### [TASK BRIEF]
Write out every line of the entries below as a numbered list, skipping blank lines and leaving out the pictures.

Bounding box entries:
** START **

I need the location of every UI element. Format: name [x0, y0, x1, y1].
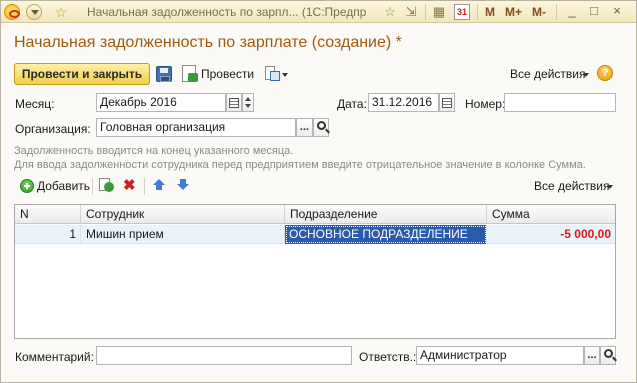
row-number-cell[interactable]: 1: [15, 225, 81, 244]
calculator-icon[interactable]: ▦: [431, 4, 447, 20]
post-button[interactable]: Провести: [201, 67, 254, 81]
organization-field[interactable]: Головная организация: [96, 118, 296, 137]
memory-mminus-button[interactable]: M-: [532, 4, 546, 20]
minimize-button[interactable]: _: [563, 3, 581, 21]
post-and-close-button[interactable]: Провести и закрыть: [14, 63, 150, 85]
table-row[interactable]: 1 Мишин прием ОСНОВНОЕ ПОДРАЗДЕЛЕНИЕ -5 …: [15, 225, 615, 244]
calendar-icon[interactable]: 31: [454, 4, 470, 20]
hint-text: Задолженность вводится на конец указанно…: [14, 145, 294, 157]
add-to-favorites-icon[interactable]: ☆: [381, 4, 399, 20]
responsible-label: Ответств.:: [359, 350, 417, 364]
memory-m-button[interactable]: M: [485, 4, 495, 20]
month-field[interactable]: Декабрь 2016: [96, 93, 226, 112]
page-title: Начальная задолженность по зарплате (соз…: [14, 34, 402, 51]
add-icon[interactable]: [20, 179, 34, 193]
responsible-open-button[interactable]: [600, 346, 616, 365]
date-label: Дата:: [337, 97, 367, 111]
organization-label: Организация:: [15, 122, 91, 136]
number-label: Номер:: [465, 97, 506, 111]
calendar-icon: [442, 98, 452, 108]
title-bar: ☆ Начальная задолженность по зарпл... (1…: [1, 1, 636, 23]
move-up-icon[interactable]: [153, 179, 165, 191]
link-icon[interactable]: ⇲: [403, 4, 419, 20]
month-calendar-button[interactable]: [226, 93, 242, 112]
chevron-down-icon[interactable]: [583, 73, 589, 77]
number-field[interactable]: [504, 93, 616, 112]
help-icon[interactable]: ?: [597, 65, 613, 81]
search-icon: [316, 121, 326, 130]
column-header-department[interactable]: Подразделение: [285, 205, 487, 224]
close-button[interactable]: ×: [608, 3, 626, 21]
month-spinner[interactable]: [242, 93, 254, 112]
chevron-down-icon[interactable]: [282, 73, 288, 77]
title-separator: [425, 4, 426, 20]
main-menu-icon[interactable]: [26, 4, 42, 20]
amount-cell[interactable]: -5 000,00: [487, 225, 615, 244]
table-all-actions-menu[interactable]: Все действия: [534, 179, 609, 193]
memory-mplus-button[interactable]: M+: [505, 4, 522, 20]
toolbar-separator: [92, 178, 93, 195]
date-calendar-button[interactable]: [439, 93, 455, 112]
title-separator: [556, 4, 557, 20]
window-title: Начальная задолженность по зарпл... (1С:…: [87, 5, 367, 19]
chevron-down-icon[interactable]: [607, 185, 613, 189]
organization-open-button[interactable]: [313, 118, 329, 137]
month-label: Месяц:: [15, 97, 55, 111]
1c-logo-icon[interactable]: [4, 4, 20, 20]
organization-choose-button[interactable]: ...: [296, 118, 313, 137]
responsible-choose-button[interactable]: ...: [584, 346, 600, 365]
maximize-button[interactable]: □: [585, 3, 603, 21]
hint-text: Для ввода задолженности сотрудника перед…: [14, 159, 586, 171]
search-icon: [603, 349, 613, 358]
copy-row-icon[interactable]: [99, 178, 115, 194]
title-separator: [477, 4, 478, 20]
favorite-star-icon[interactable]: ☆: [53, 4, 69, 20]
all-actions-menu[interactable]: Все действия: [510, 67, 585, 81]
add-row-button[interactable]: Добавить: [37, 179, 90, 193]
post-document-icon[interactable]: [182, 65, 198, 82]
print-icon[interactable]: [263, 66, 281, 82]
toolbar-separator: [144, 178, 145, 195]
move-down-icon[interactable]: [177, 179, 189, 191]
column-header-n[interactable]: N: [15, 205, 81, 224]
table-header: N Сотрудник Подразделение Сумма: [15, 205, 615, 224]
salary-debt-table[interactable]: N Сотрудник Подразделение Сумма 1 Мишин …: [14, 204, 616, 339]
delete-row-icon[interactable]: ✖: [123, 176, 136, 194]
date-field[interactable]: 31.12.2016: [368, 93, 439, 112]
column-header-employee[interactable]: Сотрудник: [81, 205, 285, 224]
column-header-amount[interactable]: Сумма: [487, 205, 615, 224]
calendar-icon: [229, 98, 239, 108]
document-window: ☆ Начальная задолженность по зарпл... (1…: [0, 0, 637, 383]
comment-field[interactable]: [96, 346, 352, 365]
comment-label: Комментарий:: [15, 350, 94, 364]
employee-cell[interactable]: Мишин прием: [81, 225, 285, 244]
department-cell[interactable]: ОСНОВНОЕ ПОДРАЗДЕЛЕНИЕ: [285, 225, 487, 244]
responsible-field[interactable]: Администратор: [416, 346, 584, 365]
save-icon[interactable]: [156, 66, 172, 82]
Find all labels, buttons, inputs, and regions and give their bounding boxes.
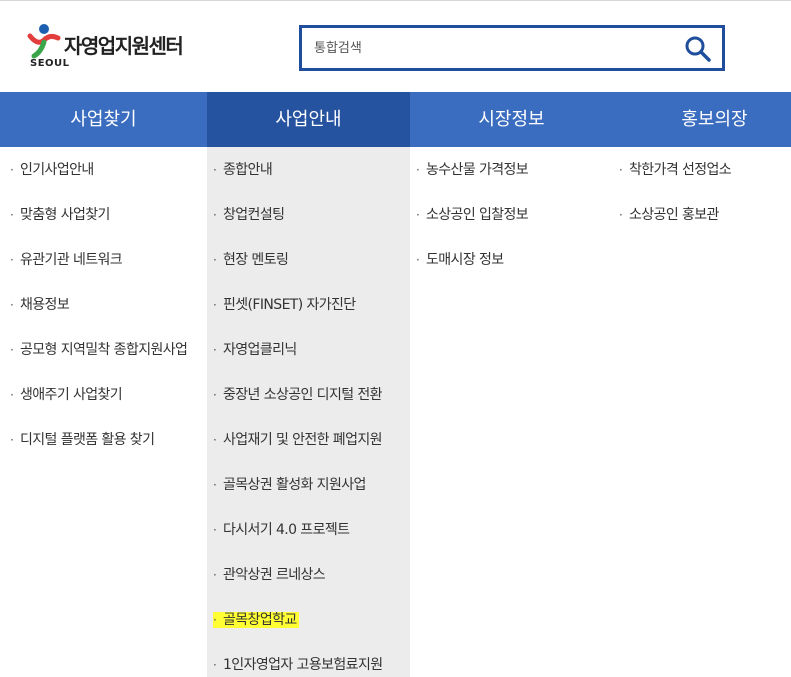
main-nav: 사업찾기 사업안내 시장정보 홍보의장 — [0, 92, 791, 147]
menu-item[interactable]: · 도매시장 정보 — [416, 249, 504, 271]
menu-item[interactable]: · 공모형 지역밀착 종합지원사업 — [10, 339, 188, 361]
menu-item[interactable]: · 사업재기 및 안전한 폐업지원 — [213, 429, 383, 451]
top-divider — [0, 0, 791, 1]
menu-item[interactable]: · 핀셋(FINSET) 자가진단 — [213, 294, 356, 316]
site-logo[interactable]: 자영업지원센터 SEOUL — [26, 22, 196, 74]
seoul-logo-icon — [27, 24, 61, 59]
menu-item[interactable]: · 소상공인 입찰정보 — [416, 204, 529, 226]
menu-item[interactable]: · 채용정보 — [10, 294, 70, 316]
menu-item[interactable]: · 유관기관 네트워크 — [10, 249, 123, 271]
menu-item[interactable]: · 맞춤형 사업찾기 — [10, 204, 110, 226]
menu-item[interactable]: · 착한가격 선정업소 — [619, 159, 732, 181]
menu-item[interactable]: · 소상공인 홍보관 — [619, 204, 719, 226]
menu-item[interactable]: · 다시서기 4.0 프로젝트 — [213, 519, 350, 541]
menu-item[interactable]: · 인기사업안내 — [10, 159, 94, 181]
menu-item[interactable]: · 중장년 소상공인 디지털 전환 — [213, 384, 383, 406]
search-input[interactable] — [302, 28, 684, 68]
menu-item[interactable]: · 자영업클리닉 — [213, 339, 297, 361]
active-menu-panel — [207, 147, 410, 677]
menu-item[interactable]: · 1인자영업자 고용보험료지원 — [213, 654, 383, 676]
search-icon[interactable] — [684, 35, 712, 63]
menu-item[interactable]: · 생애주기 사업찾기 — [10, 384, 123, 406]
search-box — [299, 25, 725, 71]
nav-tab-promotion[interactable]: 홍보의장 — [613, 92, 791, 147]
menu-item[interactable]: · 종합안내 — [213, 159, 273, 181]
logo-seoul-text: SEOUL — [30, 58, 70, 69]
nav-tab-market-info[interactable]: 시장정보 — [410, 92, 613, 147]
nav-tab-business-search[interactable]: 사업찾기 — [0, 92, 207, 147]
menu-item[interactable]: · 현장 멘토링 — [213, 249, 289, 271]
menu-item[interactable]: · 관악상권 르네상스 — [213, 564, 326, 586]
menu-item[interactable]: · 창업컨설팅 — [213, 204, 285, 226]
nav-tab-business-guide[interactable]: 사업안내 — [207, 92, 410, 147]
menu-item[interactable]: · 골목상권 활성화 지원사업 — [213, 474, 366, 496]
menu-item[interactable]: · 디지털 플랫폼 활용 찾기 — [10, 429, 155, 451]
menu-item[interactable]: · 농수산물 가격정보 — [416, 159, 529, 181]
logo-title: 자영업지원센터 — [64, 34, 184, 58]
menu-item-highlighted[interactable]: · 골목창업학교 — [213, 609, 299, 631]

** END **

### [EXERCISE ANSWER]
1. I need the location of every UI element. Format: name [x0, y0, x1, y1].
2. row-number-cell[interactable]: 1: [15, 225, 81, 244]
3. calculator-icon[interactable]: ▦: [431, 4, 447, 20]
4. post-button[interactable]: Провести: [201, 67, 254, 81]
5. organization-field[interactable]: Головная организация: [96, 118, 296, 137]
6. memory-mminus-button[interactable]: M-: [532, 4, 546, 20]
7. minimize-button[interactable]: _: [563, 3, 581, 21]
8. post-and-close-button[interactable]: Провести и закрыть: [14, 63, 150, 85]
9. table-row[interactable]: 1 Мишин прием ОСНОВНОЕ ПОДРАЗДЕЛЕНИЕ -5 …: [15, 225, 615, 244]
10. calendar-icon[interactable]: 31: [454, 4, 470, 20]
11. hint-text: Задолженность вводится на конец указанно…: [14, 145, 294, 157]
12. add-to-favorites-icon[interactable]: ☆: [381, 4, 399, 20]
13. responsible-label: Ответств.:: [359, 350, 417, 364]
14. memory-m-button[interactable]: M: [485, 4, 495, 20]
15. month-field[interactable]: Декабрь 2016: [96, 93, 226, 112]
16. page-title: Начальная задолженность по зарплате (соз…: [14, 34, 402, 51]
17. add-icon[interactable]: [20, 179, 34, 193]
18. responsible-open-button[interactable]: [600, 346, 616, 365]
19. date-label: Дата:: [337, 97, 367, 111]
20. organization-label: Организация:: [15, 122, 91, 136]
21. number-label: Номер:: [465, 97, 506, 111]
22. calendar-icon: [442, 98, 452, 108]
23. title-bar: ☆ Начальная задолженность по зарпл... (1…: [1, 1, 636, 23]
24. move-up-icon[interactable]: [153, 179, 165, 191]
25. link-icon[interactable]: ⇲: [403, 4, 419, 20]
26. month-calendar-button[interactable]: [226, 93, 242, 112]
27. chevron-down-icon[interactable]: [583, 73, 589, 77]
28. number-field[interactable]: [504, 93, 616, 112]
29. help-icon[interactable]: ?: [597, 65, 613, 81]
30. search-icon: [316, 121, 326, 130]
31. column-header-department[interactable]: Подразделение: [285, 205, 487, 224]
32. close-button[interactable]: ×: [608, 3, 626, 21]
33. month-spinner[interactable]: [242, 93, 254, 112]
34. chevron-down-icon[interactable]: [282, 73, 288, 77]
35. title-separator: [425, 4, 426, 20]
36. main-menu-icon[interactable]: [26, 4, 42, 20]
37. amount-cell[interactable]: -5 000,00: [487, 225, 615, 244]
38. table-all-actions-menu[interactable]: Все действия: [534, 179, 609, 193]
39. memory-mplus-button[interactable]: M+: [505, 4, 522, 20]
40. toolbar-separator: [92, 178, 93, 195]
41. date-calendar-button[interactable]: [439, 93, 455, 112]
42. title-separator: [556, 4, 557, 20]
43. window-title: Начальная задолженность по зарпл... (1С:…: [87, 5, 367, 19]
44. chevron-down-icon[interactable]: [607, 185, 613, 189]
45. organization-open-button[interactable]: [313, 118, 329, 137]
46. month-label: Месяц:: [15, 97, 55, 111]
47. 1c-logo-icon[interactable]: [4, 4, 20, 20]
48. organization-choose-button[interactable]: ...: [296, 118, 313, 137]
49. responsible-choose-button[interactable]: ...: [584, 346, 600, 365]
50. maximize-button[interactable]: □: [585, 3, 603, 21]
51. hint-text: Для ввода задолженности сотрудника перед…: [14, 159, 586, 171]
52. search-icon: [603, 349, 613, 358]
53. copy-row-icon[interactable]: [99, 178, 115, 194]
54. title-separator: [477, 4, 478, 20]
55. favorite-star-icon[interactable]: ☆: [53, 4, 69, 20]
56. all-actions-menu[interactable]: Все действия: [510, 67, 585, 81]
57. add-row-button[interactable]: Добавить: [37, 179, 90, 193]
58. post-document-icon[interactable]: [182, 65, 198, 82]
59. print-icon[interactable]: [263, 66, 281, 82]
60. toolbar-separator: [144, 178, 145, 195]
61. move-down-icon[interactable]: [177, 179, 189, 191]
62. column-header-n[interactable]: N: [15, 205, 81, 224]
63. table-header: N Сотрудник Подразделение Сумма: [15, 205, 615, 224]
64. salary-debt-table[interactable]: N Сотрудник Подразделение Сумма 1 Мишин …: [14, 204, 616, 339]
65. delete-row-icon[interactable]: ✖: [123, 176, 136, 194]
66. date-field[interactable]: 31.12.2016: [368, 93, 439, 112]
67. column-header-employee[interactable]: Сотрудник: [81, 205, 285, 224]
68. column-header-amount[interactable]: Сумма: [487, 205, 615, 224]
69. calendar-icon: [229, 98, 239, 108]
70. document-window: ☆ Начальная задолженность по зарпл... (1…: [0, 0, 637, 383]
71. comment-field[interactable]: [96, 346, 352, 365]
72. comment-label: Комментарий:: [15, 350, 94, 364]
73. employee-cell[interactable]: Мишин прием: [81, 225, 285, 244]
74. department-cell[interactable]: ОСНОВНОЕ ПОДРАЗДЕЛЕНИЕ: [285, 225, 487, 244]
75. responsible-field[interactable]: Администратор: [416, 346, 584, 365]
76. save-icon[interactable]: [156, 66, 172, 82]
77. Find all labels, buttons, inputs, and regions and give their bounding boxes.
78. main-nav: 사업찾기 사업안내 시장정보 홍보의장 — [0, 92, 791, 147]
79. menu-item[interactable]: · 도매시장 정보 — [416, 249, 504, 271]
80. menu-item[interactable]: · 공모형 지역밀착 종합지원사업 — [10, 339, 188, 361]
81. menu-item[interactable]: · 사업재기 및 안전한 폐업지원 — [213, 429, 383, 451]
82. top-divider — [0, 0, 791, 1]
83. menu-item[interactable]: · 핀셋(FINSET) 자가진단 — [213, 294, 356, 316]
84. site-logo[interactable]: 자영업지원센터 SEOUL — [26, 22, 196, 74]
85. seoul-logo-icon — [27, 24, 61, 59]
86. menu-item[interactable]: · 소상공인 입찰정보 — [416, 204, 529, 226]
87. menu-item[interactable]: · 채용정보 — [10, 294, 70, 316]
88. menu-item[interactable]: · 유관기관 네트워크 — [10, 249, 123, 271]
89. menu-item[interactable]: · 맞춤형 사업찾기 — [10, 204, 110, 226]
90. menu-item[interactable]: · 착한가격 선정업소 — [619, 159, 732, 181]
91. menu-item[interactable]: · 소상공인 홍보관 — [619, 204, 719, 226]
92. menu-item[interactable]: · 다시서기 4.0 프로젝트 — [213, 519, 350, 541]
93. menu-item[interactable]: · 인기사업안내 — [10, 159, 94, 181]
94. menu-item[interactable]: · 중장년 소상공인 디지털 전환 — [213, 384, 383, 406]
95. search-input[interactable] — [302, 28, 684, 68]
96. menu-item[interactable]: · 자영업클리닉 — [213, 339, 297, 361]
97. active-menu-panel — [207, 147, 410, 677]
98. menu-item[interactable]: · 1인자영업자 고용보험료지원 — [213, 654, 383, 676]
99. search-icon[interactable] — [684, 35, 712, 63]
100. menu-item[interactable]: · 생애주기 사업찾기 — [10, 384, 123, 406]
101. search-box — [299, 25, 725, 71]
102. nav-tab-promotion[interactable]: 홍보의장 — [613, 92, 791, 147]
103. menu-item[interactable]: · 종합안내 — [213, 159, 273, 181]
104. logo-seoul-text: SEOUL — [30, 58, 70, 69]
105. nav-tab-market-info[interactable]: 시장정보 — [410, 92, 613, 147]
106. nav-tab-business-search[interactable]: 사업찾기 — [0, 92, 207, 147]
107. menu-item[interactable]: · 현장 멘토링 — [213, 249, 289, 271]
108. menu-item[interactable]: · 관악상권 르네상스 — [213, 564, 326, 586]
109. menu-item[interactable]: · 창업컨설팅 — [213, 204, 285, 226]
110. nav-tab-business-guide[interactable]: 사업안내 — [207, 92, 410, 147]
111. menu-item[interactable]: · 골목상권 활성화 지원사업 — [213, 474, 366, 496]
112. menu-item[interactable]: · 디지털 플랫폼 활용 찾기 — [10, 429, 155, 451]
113. menu-item[interactable]: · 농수산물 가격정보 — [416, 159, 529, 181]
114. logo-title: 자영업지원센터 — [64, 34, 184, 58]
115. menu-item-highlighted[interactable]: · 골목창업학교 — [213, 609, 299, 631]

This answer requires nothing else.